--- START OF Listed entries ---

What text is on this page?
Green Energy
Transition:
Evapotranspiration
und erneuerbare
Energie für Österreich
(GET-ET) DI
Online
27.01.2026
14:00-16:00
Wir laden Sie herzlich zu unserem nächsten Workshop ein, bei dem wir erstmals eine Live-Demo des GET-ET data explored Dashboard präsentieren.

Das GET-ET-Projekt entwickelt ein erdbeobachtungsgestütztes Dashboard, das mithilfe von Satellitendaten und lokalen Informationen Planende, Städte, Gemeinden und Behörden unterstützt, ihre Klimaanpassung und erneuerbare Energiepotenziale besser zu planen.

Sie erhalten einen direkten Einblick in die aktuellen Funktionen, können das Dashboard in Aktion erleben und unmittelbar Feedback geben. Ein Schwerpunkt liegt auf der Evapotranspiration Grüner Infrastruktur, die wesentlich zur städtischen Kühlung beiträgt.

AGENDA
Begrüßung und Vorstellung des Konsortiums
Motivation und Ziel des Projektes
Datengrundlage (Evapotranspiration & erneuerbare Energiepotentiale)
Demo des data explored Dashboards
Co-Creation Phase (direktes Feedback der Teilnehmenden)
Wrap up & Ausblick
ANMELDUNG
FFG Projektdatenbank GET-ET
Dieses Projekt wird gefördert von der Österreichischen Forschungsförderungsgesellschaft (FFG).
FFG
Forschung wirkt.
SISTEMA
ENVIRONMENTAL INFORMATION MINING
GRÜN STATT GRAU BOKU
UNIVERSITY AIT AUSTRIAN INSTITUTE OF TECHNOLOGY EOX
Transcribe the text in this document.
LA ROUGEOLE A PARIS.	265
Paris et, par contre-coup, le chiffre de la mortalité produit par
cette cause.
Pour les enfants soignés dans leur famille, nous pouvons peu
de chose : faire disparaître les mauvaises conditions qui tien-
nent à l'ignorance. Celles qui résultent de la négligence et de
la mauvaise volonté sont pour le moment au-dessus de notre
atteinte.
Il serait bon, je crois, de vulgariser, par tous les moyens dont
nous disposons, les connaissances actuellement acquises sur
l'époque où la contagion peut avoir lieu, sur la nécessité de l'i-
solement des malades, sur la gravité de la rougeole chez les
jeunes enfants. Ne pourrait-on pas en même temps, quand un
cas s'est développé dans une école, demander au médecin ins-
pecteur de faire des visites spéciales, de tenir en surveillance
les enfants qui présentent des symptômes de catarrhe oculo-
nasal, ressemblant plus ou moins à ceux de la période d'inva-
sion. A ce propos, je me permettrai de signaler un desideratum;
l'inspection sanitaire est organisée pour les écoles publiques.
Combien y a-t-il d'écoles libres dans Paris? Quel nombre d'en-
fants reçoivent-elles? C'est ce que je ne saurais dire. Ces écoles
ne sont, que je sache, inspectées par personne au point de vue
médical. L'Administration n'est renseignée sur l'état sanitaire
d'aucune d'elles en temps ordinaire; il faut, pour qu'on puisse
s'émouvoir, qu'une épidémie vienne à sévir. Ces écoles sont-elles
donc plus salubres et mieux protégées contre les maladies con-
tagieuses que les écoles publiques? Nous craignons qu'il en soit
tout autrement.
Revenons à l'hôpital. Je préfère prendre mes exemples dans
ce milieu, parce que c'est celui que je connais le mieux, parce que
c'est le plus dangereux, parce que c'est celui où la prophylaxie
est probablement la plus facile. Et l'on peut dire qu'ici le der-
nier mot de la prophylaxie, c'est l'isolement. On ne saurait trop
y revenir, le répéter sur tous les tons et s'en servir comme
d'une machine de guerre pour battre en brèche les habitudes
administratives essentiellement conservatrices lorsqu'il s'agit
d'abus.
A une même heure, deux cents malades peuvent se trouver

--- END OF Listed entries ---

Without changing a word, restate the whole listing.

§ **Solved exercise**
What text is on this page?
Green Energy
Transition:
Evapotranspiration
und erneuerbare
Energie für Österreich
(GET-ET) DI
Online
27.01.2026
14:00-16:00
Wir laden Sie herzlich zu unserem nächsten Workshop ein, bei dem wir erstmals eine Live-Demo des GET-ET data explored Dashboard präsentieren.

Das GET-ET-Projekt entwickelt ein erdbeobachtungsgestütztes Dashboard, das mithilfe von Satellitendaten und lokalen Informationen Planende, Städte, Gemeinden und Behörden unterstützt, ihre Klimaanpassung und erneuerbare Energiepotenziale besser zu planen.

Sie erhalten einen direkten Einblick in die aktuellen Funktionen, können das Dashboard in Aktion erleben und unmittelbar Feedback geben. Ein Schwerpunkt liegt auf der Evapotranspiration Grüner Infrastruktur, die wesentlich zur städtischen Kühlung beiträgt.

AGENDA
Begrüßung und Vorstellung des Konsortiums
Motivation und Ziel des Projektes
Datengrundlage (Evapotranspiration & erneuerbare Energiepotentiale)
Demo des data explored Dashboards
Co-Creation Phase (direktes Feedback der Teilnehmenden)
Wrap up & Ausblick
ANMELDUNG
FFG Projektdatenbank GET-ET
Dieses Projekt wird gefördert von der Österreichischen Forschungsförderungsgesellschaft (FFG).
FFG
Forschung wirkt.
SISTEMA
ENVIRONMENTAL INFORMATION MINING
GRÜN STATT GRAU BOKU
UNIVERSITY AIT AUSTRIAN INSTITUTE OF TECHNOLOGY EOX
Transcribe the text in this document.
LA ROUGEOLE A PARIS.	265
Paris et, par contre-coup, le chiffre de la mortalité produit par
cette cause.
Pour les enfants soignés dans leur famille, nous pouvons peu
de chose : faire disparaître les mauvaises conditions qui tien-
nent à l'ignorance. Celles qui résultent de la négligence et de
la mauvaise volonté sont pour le moment au-dessus de notre
atteinte.
Il serait bon, je crois, de vulgariser, par tous les moyens dont
nous disposons, les connaissances actuellement acquises sur
l'époque où la contagion peut avoir lieu, sur la nécessité de l'i-
solement des malades, sur la gravité de la rougeole chez les
jeunes enfants. Ne pourrait-on pas en même temps, quand un
cas s'est développé dans une école, demander au médecin ins-
pecteur de faire des visites spéciales, de tenir en surveillance
les enfants qui présentent des symptômes de catarrhe oculo-
nasal, ressemblant plus ou moins à ceux de la période d'inva-
sion. A ce propos, je me permettrai de signaler un desideratum;
l'inspection sanitaire est organisée pour les écoles publiques.
Combien y a-t-il d'écoles libres dans Paris? Quel nombre d'en-
fants reçoivent-elles? C'est ce que je ne saurais dire. Ces écoles
ne sont, que je sache, inspectées par personne au point de vue
médical. L'Administration n'est renseignée sur l'état sanitaire
d'aucune d'elles en temps ordinaire; il faut, pour qu'on puisse
s'émouvoir, qu'une épidémie vienne à sévir. Ces écoles sont-elles
donc plus salubres et mieux protégées contre les maladies con-
tagieuses que les écoles publiques? Nous craignons qu'il en soit
tout autrement.
Revenons à l'hôpital. Je préfère prendre mes exemples dans
ce milieu, parce que c'est celui que je connais le mieux, parce que
c'est le plus dangereux, parce que c'est celui où la prophylaxie
est probablement la plus facile. Et l'on peut dire qu'ici le der-
nier mot de la prophylaxie, c'est l'isolement. On ne saurait trop
y revenir, le répéter sur tous les tons et s'en servir comme
d'une machine de guerre pour battre en brèche les habitudes
administratives essentiellement conservatrices lorsqu'il s'agit
d'abus.
A une même heure, deux cents malades peuvent se trouver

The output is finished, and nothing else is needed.